What the task asks = What's needed is an exact copy of the lines from the one that contains "Extract all readable text from this page." to the end of the data below, leaving the pictures out.

[Start of Provided data]

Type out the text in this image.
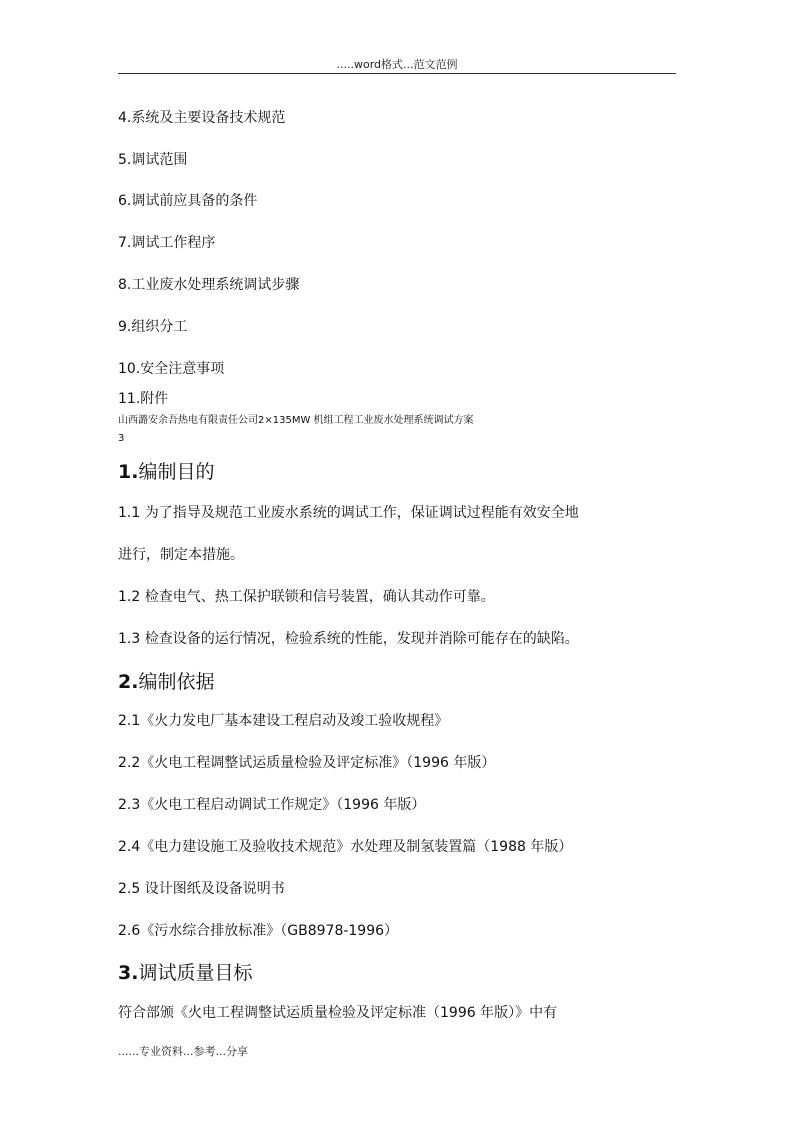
.....word格式...范文范例
4.系统及主要设备技术规范
5.调试范围
6.调试前应具备的条件
7.调试工作程序
8.工业废水处理系统调试步骤
9.组织分工
10.安全注意事项
11.附件
山西潞安余吾热电有限责任公司2×135MW 机组工程工业废水处理系统调试方案
3
1.编制目的
1.1 为了指导及规范工业废水系统的调试工作，保证调试过程能有效安全地
进行，制定本措施。
1.2 检查电气、热工保护联锁和信号装置，确认其动作可靠。
1.3 检查设备的运行情况，检验系统的性能，发现并消除可能存在的缺陷。
2.编制依据
2.1《火力发电厂基本建设工程启动及竣工验收规程》
2.2《火电工程调整试运质量检验及评定标准》（1996 年版）
2.3《火电工程启动调试工作规定》（1996 年版）
2.4《电力建设施工及验收技术规范》水处理及制氢装置篇（1988 年版）
2.5 设计图纸及设备说明书
2.6《污水综合排放标准》（GB8978-1996）
3.调试质量目标
符合部颁《火电工程调整试运质量检验及评定标准（1996 年版）》中有
......专业资料...参考...分享
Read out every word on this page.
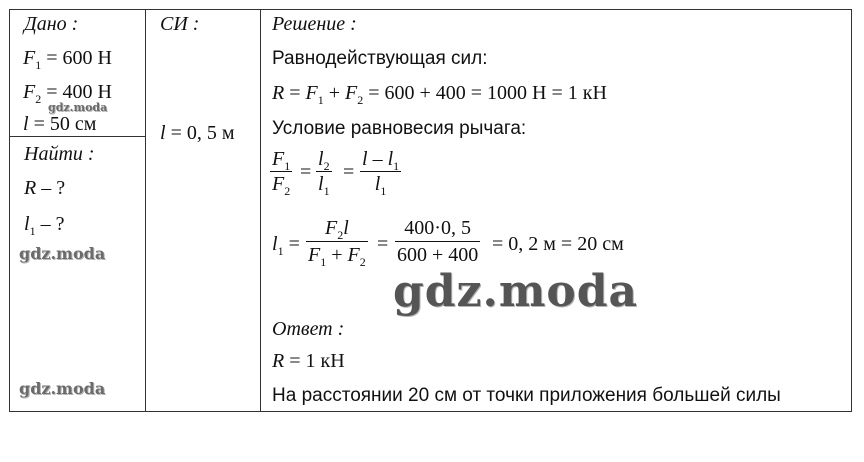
Дано :
$F_1 = 600$ Н
$F_2 = 400$ Н
l = 50 см
Найти :
R – ?
$l_1$ – ?
СИ :
l = 0, 5 м
Решение :
Равнодействующая сил:
$R = F_1 + F_2 = 600 + 400 = 1000$ Н = 1 кН
Условие равновесия рычага:
$F_1$
$F_2$
=
$l_2$
$l_1$
=
l – $l_1$
$l_1$
$l_1$ =
$F_2l$
$F_1 + F_2$
=
400·0, 5
600 + 400 = 0, 2 м = 20 см
Ответ :
R = 1 кН
На расстоянии 20 см от точки приложения большей силы
gdz.moda
gdz.moda
gdz.moda
gdz.moda
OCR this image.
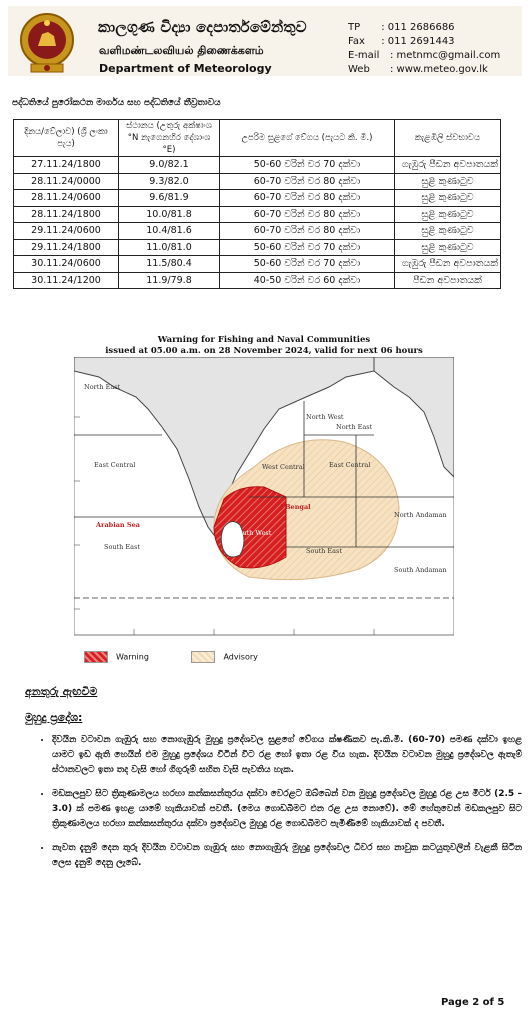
කාලගුණ විද්‍යා දෙපාර්තමේන්තුව
வளிமண்டலவியல் திணைக்களம்
Department of Meteorology
TP : 011 2686686
Fax : 011 2691443
E-mail : metnmc@gmail.com
Web : www.meteo.gov.lk
පද්ධතියේ පුරෝකථන මාර්ගය සහ පද්ධතියේ තීව්‍රතාවය
දිනය/වේලාව) (ශ්‍රී ලංකා පැය)	ස්ථානය (උතුරු අක්ෂාංශ °N නැගෙනහිර දේශාංශ °E)	උපරිම සුළගේ වේගය (පැයට කි. මී.)	කැළඹිලි ස්වභාවය
27.11.24/1800	9.0/82.1	50-60 වරින් වර 70 දක්වා	ගැඹුරු පීඩන අවපාතයක්
28.11.24/0000	9.3/82.0	60-70 වරින් වර 80 දක්වා	සුළි කුණාටුව
28.11.24/0600	9.6/81.9	60-70 වරින් වර 80 දක්වා	සුළි කුණාටුව
28.11.24/1800	10.0/81.8	60-70 වරින් වර 80 දක්වා	සුළි කුණාටුව
29.11.24/0600	10.4/81.6	60-70 වරින් වර 80 දක්වා	සුළි කුණාටුව
29.11.24/1800	11.0/81.0	50-60 වරින් වර 70 දක්වා	සුළි කුණාටුව
30.11.24/0600	11.5/80.4	50-60 වරින් වර 70 දක්වා	ගැඹුරු පීඩන අවපාතයක්
30.11.24/1200	11.9/79.8	40-50 වරින් වර 60 දක්වා	පීඩන අවපාතයක්
Warning for Fishing and Naval Communities
issued at 05.00 a.m. on 28 November 2024, valid for next 06 hours
North East
North West
North East
East Central	West Central	East Central
North Andaman
Arabian Sea
f Bengal
South East
South West
South East
South Andaman
Warning	Advisory
අනතුරු ඇඟවීම
මුහුදු ප්‍රදේශ:
• දිවයින වටාවන ගැඹුරු සහ නොගැඹුරු මුහුදු ප්‍රදේශවල සුළගේ වේගය ක්ෂණිකව පැ.කි.මී. (60-70) පමණ දක්වා ඉහළ යාමට ඉඩ ඇති හෙයින් එම මුහුදු ප්‍රදේශය විටින් විට රළ හෝ ඉතා රළ විය හැක. දිවයින වටාවන මුහුදු ප්‍රදේශවල ඇතැම් ස්ථානවලට ඉතා තද වැසි හෝ ගිගුරුම් සහිත වැසි පැවතිය හැක.
• මඩකලපුව සිට ත්‍රිකුණාමලය හරහා කන්කසන්තුරය දක්වා වෙරළට ඔබ්බෙන් වන මුහුදු ප්‍රදේශවල මුහුදු රළ උස මීටර් (2.5 – 3.0) ක් පමණ ඉහළ යාමේ හැකියාවක් පවතී. (මෙය ගොඩබිමට එන රළ උස නොවේ). මේ හේතුවෙන් මඩකලපුව සිට ත්‍රිකුණාමලය හරහා කන්කසන්තුරය දක්වා ප්‍රදේශවල මුහුදු රළ ගොඩබිමට පැමිණීමේ හැකියාවක් ද පවතී.
• නැවත දැනුම් දෙන තුරු දිවයින වටාවන ගැඹුරු සහ නොගැඹුරු මුහුදු ප්‍රදේශවල ධීවර සහ නාවුක කටයුතුවලින් වැළකී සිටින ලෙස දැනුම් දෙනු ලැබේ.
Page 2 of 5
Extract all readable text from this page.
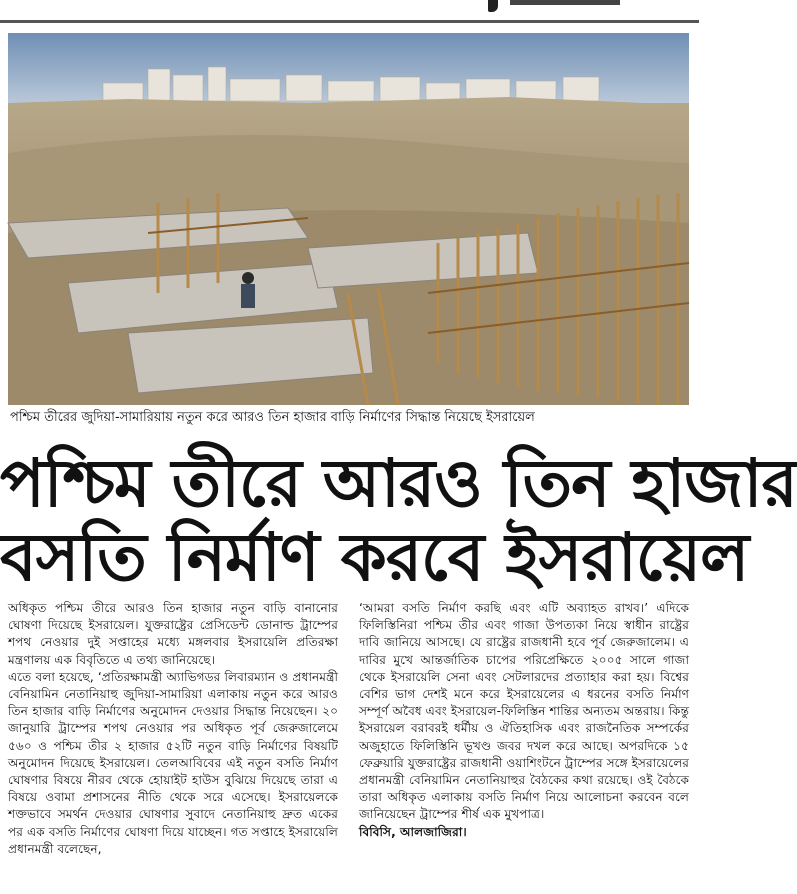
পশ্চিম তীরের জুদিয়া-সামারিয়ায় নতুন করে আরও তিন হাজার বাড়ি নির্মাণের সিদ্ধান্ত নিয়েছে ইসরায়েল
পশ্চিম তীরে আরও তিন হাজার
বসতি নির্মাণ করবে ইসরায়েল

অধিকৃত পশ্চিম তীরে আরও তিন হাজার নতুন বাড়ি বানানোর ঘোষণা দিয়েছে ইসরায়েল। যুক্তরাষ্ট্রের প্রেসিডেন্ট ডোনাল্ড ট্রাম্পের শপথ নেওয়ার দুই সপ্তাহের মধ্যে মঙ্গলবার ইসরায়েলি প্রতিরক্ষা মন্ত্রণালয় এক বিবৃতিতে এ তথ্য জানিয়েছে।

এতে বলা হয়েছে, ‘প্রতিরক্ষামন্ত্রী অ্যাভিগডর লিবারম্যান ও প্রধানমন্ত্রী বেনিয়ামিন নেতানিয়াহু জুদিয়া-সামারিয়া এলাকায় নতুন করে আরও তিন হাজার বাড়ি নির্মাণের অনুমোদন দেওয়ার সিদ্ধান্ত নিয়েছেন। ২০ জানুয়ারি ট্রাম্পের শপথ নেওয়ার পর অধিকৃত পূর্ব জেরুজালেমে ৫৬০ ও পশ্চিম তীর ২ হাজার ৫২টি নতুন বাড়ি নির্মাণের বিষয়টি অনুমোদন দিয়েছে ইসরায়েল। তেলআবিবের এই নতুন বসতি নির্মাণ ঘোষণার বিষয়ে নীরব থেকে হোয়াইট হাউস বুঝিয়ে দিয়েছে তারা এ বিষয়ে ওবামা প্রশাসনের নীতি থেকে সরে এসেছে। ইসরায়েলকে শক্তভাবে সমর্থন দেওয়ার ঘোষণার সুবাদে নেতানিয়াহু দ্রুত একের পর এক বসতি নির্মাণের ঘোষণা দিয়ে যাচ্ছেন। গত সপ্তাহে ইসরায়েলি প্রধানমন্ত্রী বলেছেন,

‘আমরা বসতি নির্মাণ করছি এবং এটি অব্যাহত রাখব।’ এদিকে ফিলিস্তিনিরা পশ্চিম তীর এবং গাজা উপত্যকা নিয়ে স্বাধীন রাষ্ট্রের দাবি জানিয়ে আসছে। যে রাষ্ট্রের রাজধানী হবে পূর্ব জেরুজালেম। এ দাবির মুখে আন্তর্জাতিক চাপের পরিপ্রেক্ষিতে ২০০৫ সালে গাজা থেকে ইসরায়েলি সেনা এবং সেটলারদের প্রত্যাহার করা হয়। বিশ্বের বেশির ভাগ দেশই মনে করে ইসরায়েলের এ ধরনের বসতি নির্মাণ সম্পূর্ণ অবৈধ এবং ইসরায়েল-ফিলিস্তিন শান্তির অন্যতম অন্তরায়। কিন্তু ইসরায়েল বরাবরই ধর্মীয় ও ঐতিহাসিক এবং রাজনৈতিক সম্পর্কের অজুহাতে ফিলিস্তিনি ভূখণ্ড জবর দখল করে আছে। অপরদিকে ১৫ ফেব্রুয়ারি যুক্তরাষ্ট্রের রাজধানী ওয়াশিংটনে ট্রাম্পের সঙ্গে ইসরায়েলের প্রধানমন্ত্রী বেনিয়ামিন নেতানিয়াহুর বৈঠকের কথা রয়েছে। ওই বৈঠকে তারা অধিকৃত এলাকায় বসতি নির্মাণ নিয়ে আলোচনা করবেন বলে জানিয়েছেন ট্রাম্পের শীর্ষ এক মুখপাত্র।

বিবিসি, আলজাজিরা।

[End of Provided data]

Task answer =
Extract all readable text from this page.
পশ্চিম তীরের জুদিয়া-সামারিয়ায় নতুন করে আরও তিন হাজার বাড়ি নির্মাণের সিদ্ধান্ত নিয়েছে ইসরায়েল
পশ্চিম তীরে আরও তিন হাজার
বসতি নির্মাণ করবে ইসরায়েল

অধিকৃত পশ্চিম তীরে আরও তিন হাজার নতুন বাড়ি বানানোর ঘোষণা দিয়েছে ইসরায়েল। যুক্তরাষ্ট্রের প্রেসিডেন্ট ডোনাল্ড ট্রাম্পের শপথ নেওয়ার দুই সপ্তাহের মধ্যে মঙ্গলবার ইসরায়েলি প্রতিরক্ষা মন্ত্রণালয় এক বিবৃতিতে এ তথ্য জানিয়েছে।

এতে বলা হয়েছে, ‘প্রতিরক্ষামন্ত্রী অ্যাভিগডর লিবারম্যান ও প্রধানমন্ত্রী বেনিয়ামিন নেতানিয়াহু জুদিয়া-সামারিয়া এলাকায় নতুন করে আরও তিন হাজার বাড়ি নির্মাণের অনুমোদন দেওয়ার সিদ্ধান্ত নিয়েছেন। ২০ জানুয়ারি ট্রাম্পের শপথ নেওয়ার পর অধিকৃত পূর্ব জেরুজালেমে ৫৬০ ও পশ্চিম তীর ২ হাজার ৫২টি নতুন বাড়ি নির্মাণের বিষয়টি অনুমোদন দিয়েছে ইসরায়েল। তেলআবিবের এই নতুন বসতি নির্মাণ ঘোষণার বিষয়ে নীরব থেকে হোয়াইট হাউস বুঝিয়ে দিয়েছে তারা এ বিষয়ে ওবামা প্রশাসনের নীতি থেকে সরে এসেছে। ইসরায়েলকে শক্তভাবে সমর্থন দেওয়ার ঘোষণার সুবাদে নেতানিয়াহু দ্রুত একের পর এক বসতি নির্মাণের ঘোষণা দিয়ে যাচ্ছেন। গত সপ্তাহে ইসরায়েলি প্রধানমন্ত্রী বলেছেন,

‘আমরা বসতি নির্মাণ করছি এবং এটি অব্যাহত রাখব।’ এদিকে ফিলিস্তিনিরা পশ্চিম তীর এবং গাজা উপত্যকা নিয়ে স্বাধীন রাষ্ট্রের দাবি জানিয়ে আসছে। যে রাষ্ট্রের রাজধানী হবে পূর্ব জেরুজালেম। এ দাবির মুখে আন্তর্জাতিক চাপের পরিপ্রেক্ষিতে ২০০৫ সালে গাজা থেকে ইসরায়েলি সেনা এবং সেটলারদের প্রত্যাহার করা হয়। বিশ্বের বেশির ভাগ দেশই মনে করে ইসরায়েলের এ ধরনের বসতি নির্মাণ সম্পূর্ণ অবৈধ এবং ইসরায়েল-ফিলিস্তিন শান্তির অন্যতম অন্তরায়। কিন্তু ইসরায়েল বরাবরই ধর্মীয় ও ঐতিহাসিক এবং রাজনৈতিক সম্পর্কের অজুহাতে ফিলিস্তিনি ভূখণ্ড জবর দখল করে আছে। অপরদিকে ১৫ ফেব্রুয়ারি যুক্তরাষ্ট্রের রাজধানী ওয়াশিংটনে ট্রাম্পের সঙ্গে ইসরায়েলের প্রধানমন্ত্রী বেনিয়ামিন নেতানিয়াহুর বৈঠকের কথা রয়েছে। ওই বৈঠকে তারা অধিকৃত এলাকায় বসতি নির্মাণ নিয়ে আলোচনা করবেন বলে জানিয়েছেন ট্রাম্পের শীর্ষ এক মুখপাত্র।

বিবিসি, আলজাজিরা।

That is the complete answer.